*WHAT IS REQUIRED*
Only the pictures are omitted; repeat all other data exactly.

*AVAILABLE DATA*

╔══

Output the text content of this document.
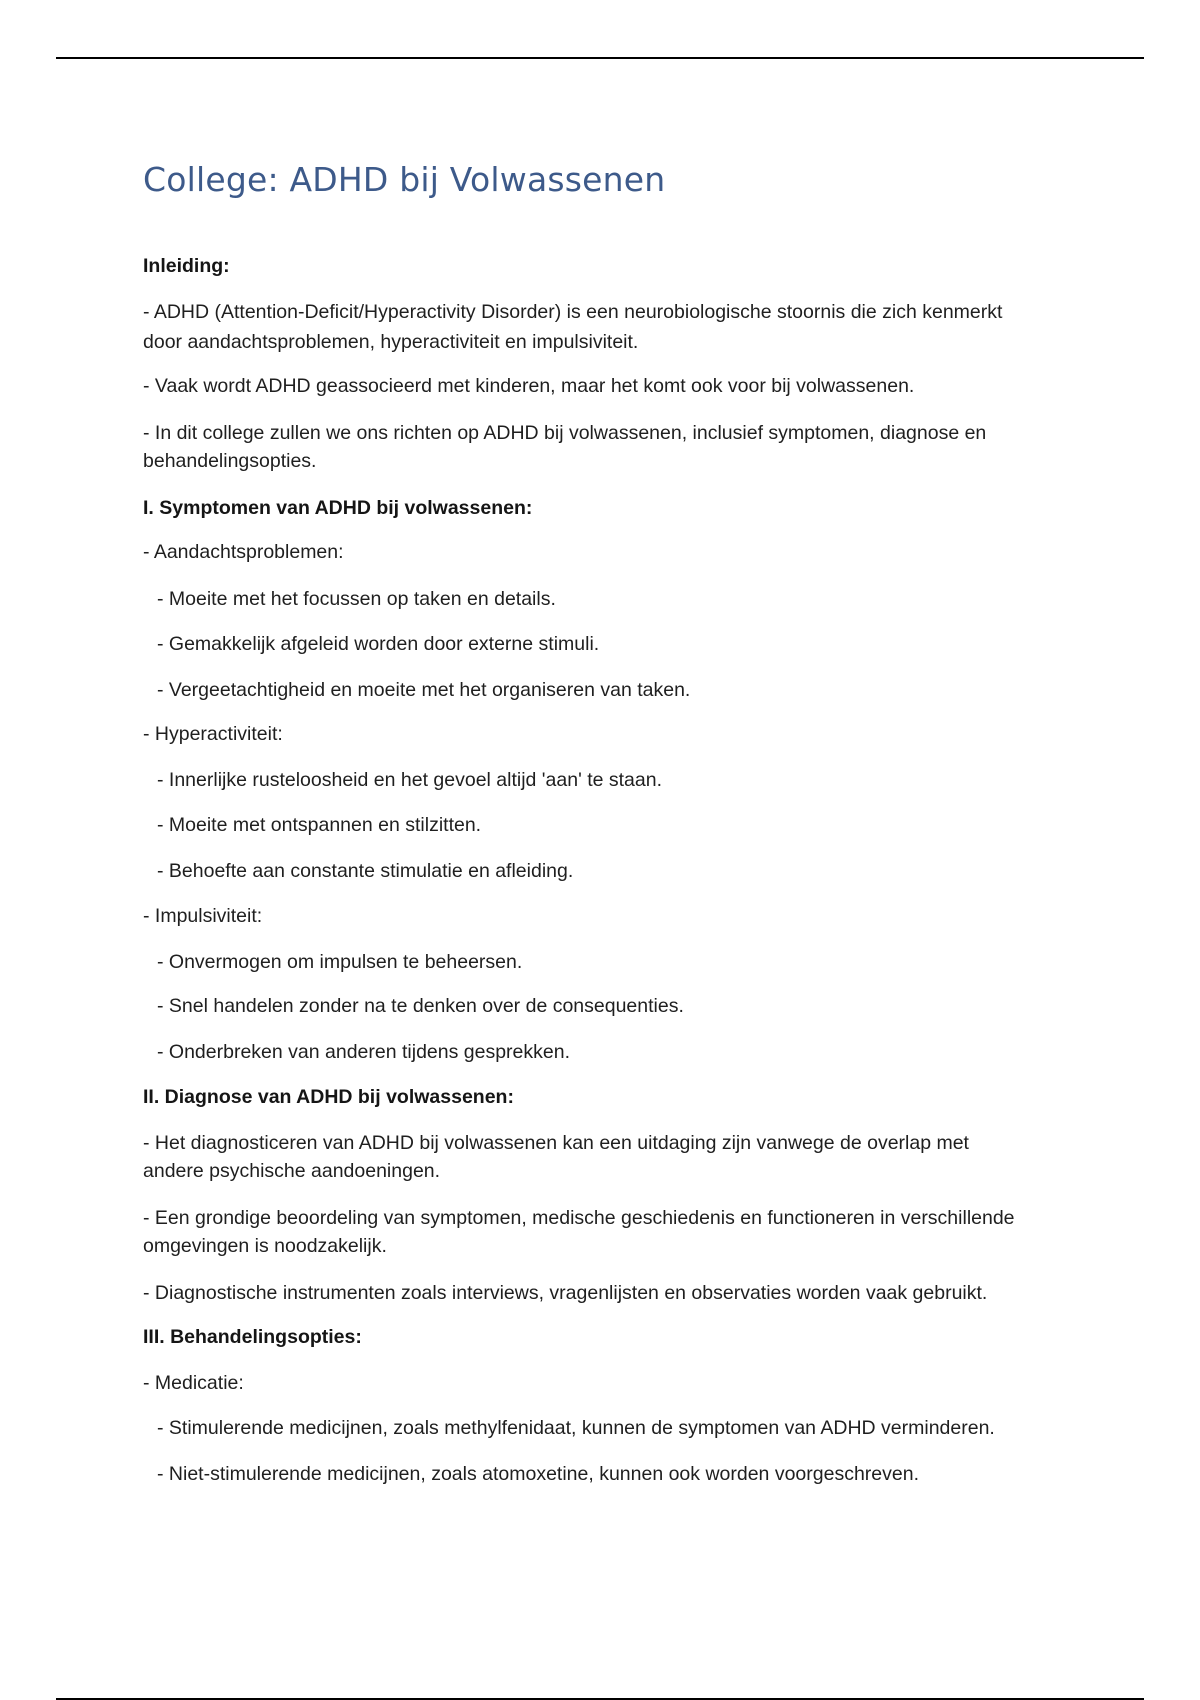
College: ADHD bij Volwassenen

Inleiding:

- ADHD (Attention-Deficit/Hyperactivity Disorder) is een neurobiologische stoornis die zich kenmerkt

door aandachtsproblemen, hyperactiviteit en impulsiviteit.

- Vaak wordt ADHD geassocieerd met kinderen, maar het komt ook voor bij volwassenen.

- In dit college zullen we ons richten op ADHD bij volwassenen, inclusief symptomen, diagnose en

behandelingsopties.

I. Symptomen van ADHD bij volwassenen:

- Aandachtsproblemen:

- Moeite met het focussen op taken en details.

- Gemakkelijk afgeleid worden door externe stimuli.

- Vergeetachtigheid en moeite met het organiseren van taken.

- Hyperactiviteit:

- Innerlijke rusteloosheid en het gevoel altijd 'aan' te staan.

- Moeite met ontspannen en stilzitten.

- Behoefte aan constante stimulatie en afleiding.

- Impulsiviteit:

- Onvermogen om impulsen te beheersen.

- Snel handelen zonder na te denken over de consequenties.

- Onderbreken van anderen tijdens gesprekken.

II. Diagnose van ADHD bij volwassenen:

- Het diagnosticeren van ADHD bij volwassenen kan een uitdaging zijn vanwege de overlap met

andere psychische aandoeningen.

- Een grondige beoordeling van symptomen, medische geschiedenis en functioneren in verschillende

omgevingen is noodzakelijk.

- Diagnostische instrumenten zoals interviews, vragenlijsten en observaties worden vaak gebruikt.

III. Behandelingsopties:

- Medicatie:

- Stimulerende medicijnen, zoals methylfenidaat, kunnen de symptomen van ADHD verminderen.

- Niet-stimulerende medicijnen, zoals atomoxetine, kunnen ook worden voorgeschreven.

╚══

*WORKED ANSWER*
Output the text content of this document.
College: ADHD bij Volwassenen

Inleiding:

- ADHD (Attention-Deficit/Hyperactivity Disorder) is een neurobiologische stoornis die zich kenmerkt

door aandachtsproblemen, hyperactiviteit en impulsiviteit.

- Vaak wordt ADHD geassocieerd met kinderen, maar het komt ook voor bij volwassenen.

- In dit college zullen we ons richten op ADHD bij volwassenen, inclusief symptomen, diagnose en

behandelingsopties.

I. Symptomen van ADHD bij volwassenen:

- Aandachtsproblemen:

- Moeite met het focussen op taken en details.

- Gemakkelijk afgeleid worden door externe stimuli.

- Vergeetachtigheid en moeite met het organiseren van taken.

- Hyperactiviteit:

- Innerlijke rusteloosheid en het gevoel altijd 'aan' te staan.

- Moeite met ontspannen en stilzitten.

- Behoefte aan constante stimulatie en afleiding.

- Impulsiviteit:

- Onvermogen om impulsen te beheersen.

- Snel handelen zonder na te denken over de consequenties.

- Onderbreken van anderen tijdens gesprekken.

II. Diagnose van ADHD bij volwassenen:

- Het diagnosticeren van ADHD bij volwassenen kan een uitdaging zijn vanwege de overlap met

andere psychische aandoeningen.

- Een grondige beoordeling van symptomen, medische geschiedenis en functioneren in verschillende

omgevingen is noodzakelijk.

- Diagnostische instrumenten zoals interviews, vragenlijsten en observaties worden vaak gebruikt.

III. Behandelingsopties:

- Medicatie:

- Stimulerende medicijnen, zoals methylfenidaat, kunnen de symptomen van ADHD verminderen.

- Niet-stimulerende medicijnen, zoals atomoxetine, kunnen ook worden voorgeschreven.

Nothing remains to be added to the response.